* Begin EXERCISE INPUT *

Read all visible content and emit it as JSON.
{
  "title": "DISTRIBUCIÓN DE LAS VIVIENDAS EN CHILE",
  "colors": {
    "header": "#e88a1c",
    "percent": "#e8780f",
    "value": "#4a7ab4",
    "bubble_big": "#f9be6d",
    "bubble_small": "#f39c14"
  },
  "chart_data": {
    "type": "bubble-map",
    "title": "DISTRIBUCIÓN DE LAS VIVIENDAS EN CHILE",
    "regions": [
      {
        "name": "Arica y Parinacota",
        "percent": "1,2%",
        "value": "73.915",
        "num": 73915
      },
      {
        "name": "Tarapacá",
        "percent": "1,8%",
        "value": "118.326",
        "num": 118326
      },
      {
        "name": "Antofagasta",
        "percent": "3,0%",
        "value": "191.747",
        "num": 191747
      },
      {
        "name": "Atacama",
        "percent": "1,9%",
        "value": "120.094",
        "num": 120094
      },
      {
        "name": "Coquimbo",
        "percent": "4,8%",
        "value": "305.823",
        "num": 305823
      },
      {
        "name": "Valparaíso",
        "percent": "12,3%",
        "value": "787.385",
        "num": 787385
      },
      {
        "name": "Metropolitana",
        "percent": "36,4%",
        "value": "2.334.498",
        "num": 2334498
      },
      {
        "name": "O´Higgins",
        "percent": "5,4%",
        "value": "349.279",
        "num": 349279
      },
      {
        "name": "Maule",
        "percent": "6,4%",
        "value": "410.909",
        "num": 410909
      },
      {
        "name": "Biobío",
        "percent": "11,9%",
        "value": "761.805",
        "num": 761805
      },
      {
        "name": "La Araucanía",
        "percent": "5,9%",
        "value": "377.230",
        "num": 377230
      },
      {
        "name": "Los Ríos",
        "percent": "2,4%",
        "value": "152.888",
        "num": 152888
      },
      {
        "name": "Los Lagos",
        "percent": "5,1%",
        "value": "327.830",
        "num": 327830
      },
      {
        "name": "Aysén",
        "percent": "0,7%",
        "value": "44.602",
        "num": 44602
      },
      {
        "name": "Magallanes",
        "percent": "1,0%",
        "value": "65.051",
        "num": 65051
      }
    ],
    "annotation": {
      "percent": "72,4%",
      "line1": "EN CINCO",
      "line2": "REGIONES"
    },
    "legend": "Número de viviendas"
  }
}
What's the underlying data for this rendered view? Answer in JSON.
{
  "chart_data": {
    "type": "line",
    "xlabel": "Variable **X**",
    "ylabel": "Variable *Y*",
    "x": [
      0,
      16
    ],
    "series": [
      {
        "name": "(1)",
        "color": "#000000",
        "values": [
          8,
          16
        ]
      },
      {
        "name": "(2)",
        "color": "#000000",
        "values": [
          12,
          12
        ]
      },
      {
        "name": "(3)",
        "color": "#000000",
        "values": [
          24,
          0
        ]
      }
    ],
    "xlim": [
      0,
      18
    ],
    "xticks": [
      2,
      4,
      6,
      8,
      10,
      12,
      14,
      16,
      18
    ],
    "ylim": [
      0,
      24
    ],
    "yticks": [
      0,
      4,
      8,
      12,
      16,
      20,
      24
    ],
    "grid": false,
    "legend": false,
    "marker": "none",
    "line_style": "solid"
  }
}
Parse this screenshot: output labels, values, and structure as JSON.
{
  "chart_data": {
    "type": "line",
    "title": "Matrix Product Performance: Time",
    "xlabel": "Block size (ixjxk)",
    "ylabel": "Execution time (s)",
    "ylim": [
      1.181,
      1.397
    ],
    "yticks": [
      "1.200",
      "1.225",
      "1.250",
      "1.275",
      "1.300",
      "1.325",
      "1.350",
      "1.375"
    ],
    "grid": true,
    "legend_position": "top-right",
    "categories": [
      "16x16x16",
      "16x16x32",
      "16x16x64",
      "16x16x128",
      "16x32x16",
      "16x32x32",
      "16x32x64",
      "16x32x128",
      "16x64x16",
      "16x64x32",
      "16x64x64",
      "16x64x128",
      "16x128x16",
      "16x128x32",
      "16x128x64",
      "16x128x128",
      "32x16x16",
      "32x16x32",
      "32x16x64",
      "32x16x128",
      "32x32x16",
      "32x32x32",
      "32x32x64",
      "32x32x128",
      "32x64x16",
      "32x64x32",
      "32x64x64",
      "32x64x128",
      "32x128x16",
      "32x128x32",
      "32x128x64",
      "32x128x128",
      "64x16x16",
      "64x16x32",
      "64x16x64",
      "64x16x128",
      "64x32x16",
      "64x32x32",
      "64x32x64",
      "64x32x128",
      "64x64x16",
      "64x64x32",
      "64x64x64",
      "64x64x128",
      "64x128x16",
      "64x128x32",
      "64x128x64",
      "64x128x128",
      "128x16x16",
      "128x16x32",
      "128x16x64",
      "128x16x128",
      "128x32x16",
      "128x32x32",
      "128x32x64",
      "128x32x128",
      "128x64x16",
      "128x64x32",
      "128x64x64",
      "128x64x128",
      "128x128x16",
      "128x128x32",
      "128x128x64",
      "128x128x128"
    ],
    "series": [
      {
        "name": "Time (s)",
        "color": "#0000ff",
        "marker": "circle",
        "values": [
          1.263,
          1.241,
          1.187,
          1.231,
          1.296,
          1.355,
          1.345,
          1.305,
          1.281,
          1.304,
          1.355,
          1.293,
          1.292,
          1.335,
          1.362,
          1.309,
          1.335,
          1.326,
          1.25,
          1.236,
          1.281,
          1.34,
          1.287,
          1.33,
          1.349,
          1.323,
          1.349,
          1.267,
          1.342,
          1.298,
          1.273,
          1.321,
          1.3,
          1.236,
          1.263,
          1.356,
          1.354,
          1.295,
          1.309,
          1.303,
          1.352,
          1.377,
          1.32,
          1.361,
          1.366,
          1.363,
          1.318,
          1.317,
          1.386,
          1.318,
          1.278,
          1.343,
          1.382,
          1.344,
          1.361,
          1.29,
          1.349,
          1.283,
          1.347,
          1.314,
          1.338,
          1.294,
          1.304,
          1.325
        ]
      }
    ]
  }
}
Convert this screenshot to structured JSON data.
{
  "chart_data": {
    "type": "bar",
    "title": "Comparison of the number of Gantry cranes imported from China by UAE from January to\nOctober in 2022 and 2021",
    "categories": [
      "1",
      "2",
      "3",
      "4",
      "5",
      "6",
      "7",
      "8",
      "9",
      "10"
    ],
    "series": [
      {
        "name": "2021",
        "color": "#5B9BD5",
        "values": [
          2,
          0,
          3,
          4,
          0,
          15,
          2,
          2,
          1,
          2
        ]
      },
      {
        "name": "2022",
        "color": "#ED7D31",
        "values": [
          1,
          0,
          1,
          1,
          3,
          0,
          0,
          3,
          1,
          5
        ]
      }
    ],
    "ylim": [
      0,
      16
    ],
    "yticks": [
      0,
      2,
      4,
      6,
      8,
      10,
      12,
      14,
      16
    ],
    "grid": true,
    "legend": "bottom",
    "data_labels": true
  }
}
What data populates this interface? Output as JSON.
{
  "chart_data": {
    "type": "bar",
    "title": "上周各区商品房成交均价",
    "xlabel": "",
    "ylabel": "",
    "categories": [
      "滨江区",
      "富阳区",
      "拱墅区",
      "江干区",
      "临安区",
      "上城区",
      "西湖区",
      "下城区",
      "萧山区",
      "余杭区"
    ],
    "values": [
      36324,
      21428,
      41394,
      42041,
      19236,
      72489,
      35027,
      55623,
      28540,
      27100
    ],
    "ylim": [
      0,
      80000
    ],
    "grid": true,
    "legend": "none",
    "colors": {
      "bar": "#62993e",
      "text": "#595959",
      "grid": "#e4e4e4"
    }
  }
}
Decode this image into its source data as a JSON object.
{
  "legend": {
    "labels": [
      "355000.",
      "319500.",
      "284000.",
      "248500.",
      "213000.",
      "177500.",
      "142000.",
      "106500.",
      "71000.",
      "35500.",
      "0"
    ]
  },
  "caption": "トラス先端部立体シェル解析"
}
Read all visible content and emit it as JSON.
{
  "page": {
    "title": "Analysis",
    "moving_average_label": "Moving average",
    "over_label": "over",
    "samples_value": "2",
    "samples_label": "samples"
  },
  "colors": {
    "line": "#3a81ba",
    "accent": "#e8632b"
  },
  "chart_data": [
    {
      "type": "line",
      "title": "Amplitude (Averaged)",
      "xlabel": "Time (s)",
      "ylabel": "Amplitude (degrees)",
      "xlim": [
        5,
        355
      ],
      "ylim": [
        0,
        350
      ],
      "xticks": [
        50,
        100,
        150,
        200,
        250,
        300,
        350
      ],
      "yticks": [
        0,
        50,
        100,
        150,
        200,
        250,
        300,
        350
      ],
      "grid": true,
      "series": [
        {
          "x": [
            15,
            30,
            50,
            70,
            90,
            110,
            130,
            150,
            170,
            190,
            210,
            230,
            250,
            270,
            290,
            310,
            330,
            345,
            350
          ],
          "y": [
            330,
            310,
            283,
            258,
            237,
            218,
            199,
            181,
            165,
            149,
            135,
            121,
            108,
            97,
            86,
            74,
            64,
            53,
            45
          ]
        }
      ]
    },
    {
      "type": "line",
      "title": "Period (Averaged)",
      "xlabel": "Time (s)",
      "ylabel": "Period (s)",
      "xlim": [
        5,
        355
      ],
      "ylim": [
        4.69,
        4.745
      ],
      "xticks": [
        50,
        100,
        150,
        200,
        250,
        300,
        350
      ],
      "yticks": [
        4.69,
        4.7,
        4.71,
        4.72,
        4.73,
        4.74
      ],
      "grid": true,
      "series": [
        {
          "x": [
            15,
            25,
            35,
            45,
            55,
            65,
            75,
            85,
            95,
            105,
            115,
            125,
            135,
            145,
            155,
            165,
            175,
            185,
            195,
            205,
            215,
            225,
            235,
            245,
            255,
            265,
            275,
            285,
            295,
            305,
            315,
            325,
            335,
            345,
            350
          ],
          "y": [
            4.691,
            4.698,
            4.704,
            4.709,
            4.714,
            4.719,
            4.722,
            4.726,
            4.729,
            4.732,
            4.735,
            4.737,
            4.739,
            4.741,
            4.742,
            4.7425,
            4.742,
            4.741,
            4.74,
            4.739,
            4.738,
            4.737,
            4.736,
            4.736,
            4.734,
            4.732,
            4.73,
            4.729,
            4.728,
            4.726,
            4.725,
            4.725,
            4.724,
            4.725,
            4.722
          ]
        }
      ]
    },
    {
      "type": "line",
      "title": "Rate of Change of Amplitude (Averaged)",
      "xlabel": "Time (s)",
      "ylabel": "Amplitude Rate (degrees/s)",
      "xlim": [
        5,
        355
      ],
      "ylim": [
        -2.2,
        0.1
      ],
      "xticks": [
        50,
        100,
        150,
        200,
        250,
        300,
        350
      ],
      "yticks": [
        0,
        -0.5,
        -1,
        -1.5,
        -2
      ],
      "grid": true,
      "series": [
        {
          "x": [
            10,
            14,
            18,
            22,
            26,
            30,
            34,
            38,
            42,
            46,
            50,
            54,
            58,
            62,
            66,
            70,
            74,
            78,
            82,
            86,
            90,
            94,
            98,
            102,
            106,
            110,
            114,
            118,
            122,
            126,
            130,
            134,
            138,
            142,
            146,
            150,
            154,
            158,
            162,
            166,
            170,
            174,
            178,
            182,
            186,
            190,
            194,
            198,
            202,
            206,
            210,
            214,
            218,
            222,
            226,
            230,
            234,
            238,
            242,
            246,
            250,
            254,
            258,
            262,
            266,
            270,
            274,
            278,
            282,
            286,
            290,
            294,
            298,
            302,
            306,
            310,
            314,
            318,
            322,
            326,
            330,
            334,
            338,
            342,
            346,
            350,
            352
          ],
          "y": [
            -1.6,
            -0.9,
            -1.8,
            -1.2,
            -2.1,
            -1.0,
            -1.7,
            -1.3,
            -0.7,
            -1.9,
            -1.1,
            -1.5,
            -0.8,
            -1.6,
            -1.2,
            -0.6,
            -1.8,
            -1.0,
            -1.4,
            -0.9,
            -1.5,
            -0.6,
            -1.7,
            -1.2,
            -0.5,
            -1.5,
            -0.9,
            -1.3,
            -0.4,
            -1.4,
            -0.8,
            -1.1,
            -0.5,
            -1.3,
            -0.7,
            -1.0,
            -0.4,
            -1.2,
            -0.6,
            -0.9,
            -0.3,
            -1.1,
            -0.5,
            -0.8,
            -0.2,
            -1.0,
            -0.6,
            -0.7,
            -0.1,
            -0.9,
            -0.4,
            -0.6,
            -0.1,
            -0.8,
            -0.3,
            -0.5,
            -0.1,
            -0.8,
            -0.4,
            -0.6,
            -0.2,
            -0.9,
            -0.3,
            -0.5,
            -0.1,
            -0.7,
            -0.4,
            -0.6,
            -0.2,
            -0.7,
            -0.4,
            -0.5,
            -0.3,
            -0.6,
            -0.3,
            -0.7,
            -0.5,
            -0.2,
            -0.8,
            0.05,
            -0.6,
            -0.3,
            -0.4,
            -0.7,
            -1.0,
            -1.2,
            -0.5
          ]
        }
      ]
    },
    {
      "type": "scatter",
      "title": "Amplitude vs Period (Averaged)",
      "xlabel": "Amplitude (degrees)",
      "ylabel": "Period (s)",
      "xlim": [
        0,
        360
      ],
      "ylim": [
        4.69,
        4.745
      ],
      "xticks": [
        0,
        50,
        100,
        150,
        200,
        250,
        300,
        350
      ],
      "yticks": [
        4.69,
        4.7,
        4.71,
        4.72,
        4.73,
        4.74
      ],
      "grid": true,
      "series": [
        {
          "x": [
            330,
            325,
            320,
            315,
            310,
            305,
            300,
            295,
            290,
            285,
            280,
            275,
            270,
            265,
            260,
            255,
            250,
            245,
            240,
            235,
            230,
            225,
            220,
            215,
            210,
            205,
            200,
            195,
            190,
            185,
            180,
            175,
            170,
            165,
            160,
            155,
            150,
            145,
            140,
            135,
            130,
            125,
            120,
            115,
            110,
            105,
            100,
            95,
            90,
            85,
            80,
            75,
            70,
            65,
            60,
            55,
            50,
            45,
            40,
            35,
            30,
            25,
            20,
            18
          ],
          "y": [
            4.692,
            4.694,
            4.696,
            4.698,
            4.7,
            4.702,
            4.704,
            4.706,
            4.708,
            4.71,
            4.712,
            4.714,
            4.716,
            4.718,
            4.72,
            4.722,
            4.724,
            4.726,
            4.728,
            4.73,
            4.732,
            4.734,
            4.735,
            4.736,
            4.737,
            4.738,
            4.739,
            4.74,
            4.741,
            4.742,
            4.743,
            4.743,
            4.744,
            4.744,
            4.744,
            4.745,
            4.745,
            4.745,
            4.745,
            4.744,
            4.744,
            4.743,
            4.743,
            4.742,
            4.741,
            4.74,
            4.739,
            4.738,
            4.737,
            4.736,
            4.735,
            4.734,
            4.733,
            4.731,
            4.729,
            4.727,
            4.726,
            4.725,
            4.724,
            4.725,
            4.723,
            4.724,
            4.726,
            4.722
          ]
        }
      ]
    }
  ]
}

* End EXERCISE INPUT *

◆ SET PROBLEM ◆
Select all lines with the word "Rate" from the entries above.

◆ RESPONSE TO THE EXERCISE ◆
      "title": "Rate of Change of Amplitude (Averaged)",
      "ylabel": "Amplitude Rate (degrees/s)",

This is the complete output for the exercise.